### Instructions for the task
Determine how many lines of the records include "JSON", and answer with the number alone.

-- BEGIN Listed entries --

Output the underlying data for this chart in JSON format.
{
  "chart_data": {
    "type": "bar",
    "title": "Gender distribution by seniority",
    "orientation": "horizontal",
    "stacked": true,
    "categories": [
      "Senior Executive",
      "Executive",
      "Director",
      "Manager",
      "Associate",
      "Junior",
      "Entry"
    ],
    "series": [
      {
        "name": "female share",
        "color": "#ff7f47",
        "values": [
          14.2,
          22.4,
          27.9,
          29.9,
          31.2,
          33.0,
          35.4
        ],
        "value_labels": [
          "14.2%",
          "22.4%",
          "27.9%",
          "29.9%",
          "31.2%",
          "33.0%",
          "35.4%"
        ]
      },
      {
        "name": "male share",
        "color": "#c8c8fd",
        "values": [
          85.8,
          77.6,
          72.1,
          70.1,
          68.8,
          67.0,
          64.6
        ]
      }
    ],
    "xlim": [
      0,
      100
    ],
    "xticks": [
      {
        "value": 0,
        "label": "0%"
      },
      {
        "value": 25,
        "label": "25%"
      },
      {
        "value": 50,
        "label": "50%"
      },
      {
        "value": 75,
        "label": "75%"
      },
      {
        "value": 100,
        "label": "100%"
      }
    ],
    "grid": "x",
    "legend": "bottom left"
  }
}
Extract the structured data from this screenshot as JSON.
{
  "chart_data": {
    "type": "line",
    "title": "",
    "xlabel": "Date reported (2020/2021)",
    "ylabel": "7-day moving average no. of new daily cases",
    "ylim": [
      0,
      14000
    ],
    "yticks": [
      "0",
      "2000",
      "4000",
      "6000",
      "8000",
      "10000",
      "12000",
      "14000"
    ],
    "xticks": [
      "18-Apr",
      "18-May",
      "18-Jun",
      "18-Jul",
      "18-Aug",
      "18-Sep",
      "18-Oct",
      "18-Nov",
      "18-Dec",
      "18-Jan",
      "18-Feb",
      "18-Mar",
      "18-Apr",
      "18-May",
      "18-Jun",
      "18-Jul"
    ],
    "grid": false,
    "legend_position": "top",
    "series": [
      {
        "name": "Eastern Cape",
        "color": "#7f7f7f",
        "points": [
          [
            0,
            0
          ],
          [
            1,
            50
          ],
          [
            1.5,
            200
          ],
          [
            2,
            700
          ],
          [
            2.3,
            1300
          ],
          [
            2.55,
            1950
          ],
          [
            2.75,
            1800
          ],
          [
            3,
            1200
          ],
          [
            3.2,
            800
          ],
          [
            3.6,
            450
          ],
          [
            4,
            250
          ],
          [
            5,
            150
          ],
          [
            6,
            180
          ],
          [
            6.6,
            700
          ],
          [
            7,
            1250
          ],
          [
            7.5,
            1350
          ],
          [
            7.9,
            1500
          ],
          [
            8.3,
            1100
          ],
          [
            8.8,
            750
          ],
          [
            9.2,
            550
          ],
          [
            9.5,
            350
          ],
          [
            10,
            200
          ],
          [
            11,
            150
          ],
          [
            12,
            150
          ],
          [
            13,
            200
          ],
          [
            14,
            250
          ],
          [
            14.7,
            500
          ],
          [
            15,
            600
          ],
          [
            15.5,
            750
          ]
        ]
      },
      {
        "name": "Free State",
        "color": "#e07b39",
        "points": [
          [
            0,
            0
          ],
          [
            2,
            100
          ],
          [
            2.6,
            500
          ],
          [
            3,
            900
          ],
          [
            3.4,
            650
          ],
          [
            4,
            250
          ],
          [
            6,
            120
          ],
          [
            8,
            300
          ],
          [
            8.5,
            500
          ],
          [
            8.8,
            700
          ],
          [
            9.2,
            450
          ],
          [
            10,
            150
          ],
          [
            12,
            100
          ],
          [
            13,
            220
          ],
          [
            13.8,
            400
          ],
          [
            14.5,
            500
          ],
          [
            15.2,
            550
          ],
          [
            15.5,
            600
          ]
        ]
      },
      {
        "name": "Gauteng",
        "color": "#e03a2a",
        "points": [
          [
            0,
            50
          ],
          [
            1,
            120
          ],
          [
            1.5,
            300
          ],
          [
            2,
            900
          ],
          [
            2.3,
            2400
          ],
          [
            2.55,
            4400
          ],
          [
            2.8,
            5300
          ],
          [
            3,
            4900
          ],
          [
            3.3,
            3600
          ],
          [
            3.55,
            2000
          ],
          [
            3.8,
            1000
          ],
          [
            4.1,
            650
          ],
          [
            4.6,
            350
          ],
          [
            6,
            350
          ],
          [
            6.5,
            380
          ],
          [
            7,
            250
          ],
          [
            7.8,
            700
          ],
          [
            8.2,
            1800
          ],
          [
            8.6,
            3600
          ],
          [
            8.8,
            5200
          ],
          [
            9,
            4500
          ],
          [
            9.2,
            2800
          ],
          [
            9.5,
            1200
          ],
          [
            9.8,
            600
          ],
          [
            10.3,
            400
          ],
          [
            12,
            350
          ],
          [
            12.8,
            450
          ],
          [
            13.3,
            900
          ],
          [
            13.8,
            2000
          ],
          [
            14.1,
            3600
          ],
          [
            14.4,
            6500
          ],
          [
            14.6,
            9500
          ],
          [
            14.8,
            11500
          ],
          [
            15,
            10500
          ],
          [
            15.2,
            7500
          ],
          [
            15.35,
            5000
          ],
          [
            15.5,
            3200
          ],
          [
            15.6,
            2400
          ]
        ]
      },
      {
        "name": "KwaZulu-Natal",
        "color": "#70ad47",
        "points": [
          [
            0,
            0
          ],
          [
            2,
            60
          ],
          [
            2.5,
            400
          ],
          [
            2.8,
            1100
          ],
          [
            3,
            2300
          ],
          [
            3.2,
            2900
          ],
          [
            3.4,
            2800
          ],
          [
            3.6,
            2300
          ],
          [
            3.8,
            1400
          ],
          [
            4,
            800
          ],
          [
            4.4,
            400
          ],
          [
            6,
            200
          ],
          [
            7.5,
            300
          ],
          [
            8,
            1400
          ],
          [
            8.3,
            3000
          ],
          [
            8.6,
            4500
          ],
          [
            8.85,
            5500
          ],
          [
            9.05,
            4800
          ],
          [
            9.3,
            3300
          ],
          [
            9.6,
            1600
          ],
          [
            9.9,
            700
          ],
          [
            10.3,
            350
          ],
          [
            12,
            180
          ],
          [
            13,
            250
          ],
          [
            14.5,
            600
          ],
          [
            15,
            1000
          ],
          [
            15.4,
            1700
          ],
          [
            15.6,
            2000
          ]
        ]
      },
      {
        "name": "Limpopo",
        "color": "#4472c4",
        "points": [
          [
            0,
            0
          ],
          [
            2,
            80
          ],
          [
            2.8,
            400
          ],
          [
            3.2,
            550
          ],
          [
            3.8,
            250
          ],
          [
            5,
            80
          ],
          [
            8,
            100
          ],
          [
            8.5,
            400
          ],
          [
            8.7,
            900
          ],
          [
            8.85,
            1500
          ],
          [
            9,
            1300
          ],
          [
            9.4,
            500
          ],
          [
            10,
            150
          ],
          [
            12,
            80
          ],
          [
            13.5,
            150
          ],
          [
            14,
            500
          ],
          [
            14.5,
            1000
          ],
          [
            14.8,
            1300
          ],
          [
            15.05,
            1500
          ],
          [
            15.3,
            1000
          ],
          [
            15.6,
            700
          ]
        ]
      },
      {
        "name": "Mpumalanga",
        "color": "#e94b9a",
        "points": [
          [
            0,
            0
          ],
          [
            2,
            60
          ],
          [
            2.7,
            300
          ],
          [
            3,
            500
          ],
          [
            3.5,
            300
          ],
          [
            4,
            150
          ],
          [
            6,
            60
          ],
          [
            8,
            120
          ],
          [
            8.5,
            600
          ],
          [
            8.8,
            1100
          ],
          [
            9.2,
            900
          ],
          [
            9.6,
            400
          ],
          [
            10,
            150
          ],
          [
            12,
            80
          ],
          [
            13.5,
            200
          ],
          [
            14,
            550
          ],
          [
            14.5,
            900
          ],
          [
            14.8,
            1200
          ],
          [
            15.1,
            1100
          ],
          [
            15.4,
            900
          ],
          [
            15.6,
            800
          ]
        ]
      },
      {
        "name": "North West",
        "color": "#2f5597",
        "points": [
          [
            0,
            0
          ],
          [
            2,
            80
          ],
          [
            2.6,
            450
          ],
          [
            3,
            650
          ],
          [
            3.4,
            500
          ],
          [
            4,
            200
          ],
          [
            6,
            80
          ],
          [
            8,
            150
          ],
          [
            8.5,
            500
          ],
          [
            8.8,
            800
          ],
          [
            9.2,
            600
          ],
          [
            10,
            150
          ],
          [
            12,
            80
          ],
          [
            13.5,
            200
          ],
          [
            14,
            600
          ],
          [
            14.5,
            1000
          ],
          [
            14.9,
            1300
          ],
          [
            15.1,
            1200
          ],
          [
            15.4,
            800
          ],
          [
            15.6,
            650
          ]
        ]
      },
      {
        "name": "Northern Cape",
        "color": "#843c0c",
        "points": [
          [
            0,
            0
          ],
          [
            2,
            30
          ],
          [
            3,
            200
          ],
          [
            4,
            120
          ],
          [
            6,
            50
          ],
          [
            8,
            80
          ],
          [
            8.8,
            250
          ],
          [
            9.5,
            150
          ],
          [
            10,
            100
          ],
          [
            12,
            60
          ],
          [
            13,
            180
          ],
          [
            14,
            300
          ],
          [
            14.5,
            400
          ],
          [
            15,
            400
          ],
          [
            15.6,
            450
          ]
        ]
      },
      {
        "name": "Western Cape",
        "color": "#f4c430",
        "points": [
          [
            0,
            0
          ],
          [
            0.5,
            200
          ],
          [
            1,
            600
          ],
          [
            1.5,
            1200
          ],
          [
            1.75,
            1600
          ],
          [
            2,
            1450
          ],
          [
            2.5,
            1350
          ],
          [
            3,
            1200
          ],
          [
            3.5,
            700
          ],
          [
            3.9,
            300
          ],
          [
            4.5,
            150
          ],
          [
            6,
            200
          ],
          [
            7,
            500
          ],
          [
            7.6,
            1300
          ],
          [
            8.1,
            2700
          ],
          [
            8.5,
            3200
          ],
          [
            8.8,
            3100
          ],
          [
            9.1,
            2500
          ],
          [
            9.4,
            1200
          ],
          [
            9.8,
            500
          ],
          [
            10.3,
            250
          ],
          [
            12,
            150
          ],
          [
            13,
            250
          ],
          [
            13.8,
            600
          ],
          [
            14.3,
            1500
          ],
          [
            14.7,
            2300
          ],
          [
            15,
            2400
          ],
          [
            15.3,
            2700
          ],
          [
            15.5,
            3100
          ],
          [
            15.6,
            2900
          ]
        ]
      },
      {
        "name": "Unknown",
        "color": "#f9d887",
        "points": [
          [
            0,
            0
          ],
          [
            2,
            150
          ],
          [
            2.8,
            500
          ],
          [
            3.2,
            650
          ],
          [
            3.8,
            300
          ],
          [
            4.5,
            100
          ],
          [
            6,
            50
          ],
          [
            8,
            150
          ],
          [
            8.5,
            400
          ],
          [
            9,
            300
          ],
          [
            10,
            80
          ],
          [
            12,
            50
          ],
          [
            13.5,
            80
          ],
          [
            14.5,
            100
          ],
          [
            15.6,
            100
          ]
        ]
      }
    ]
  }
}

-- END Listed entries --

### The reply
2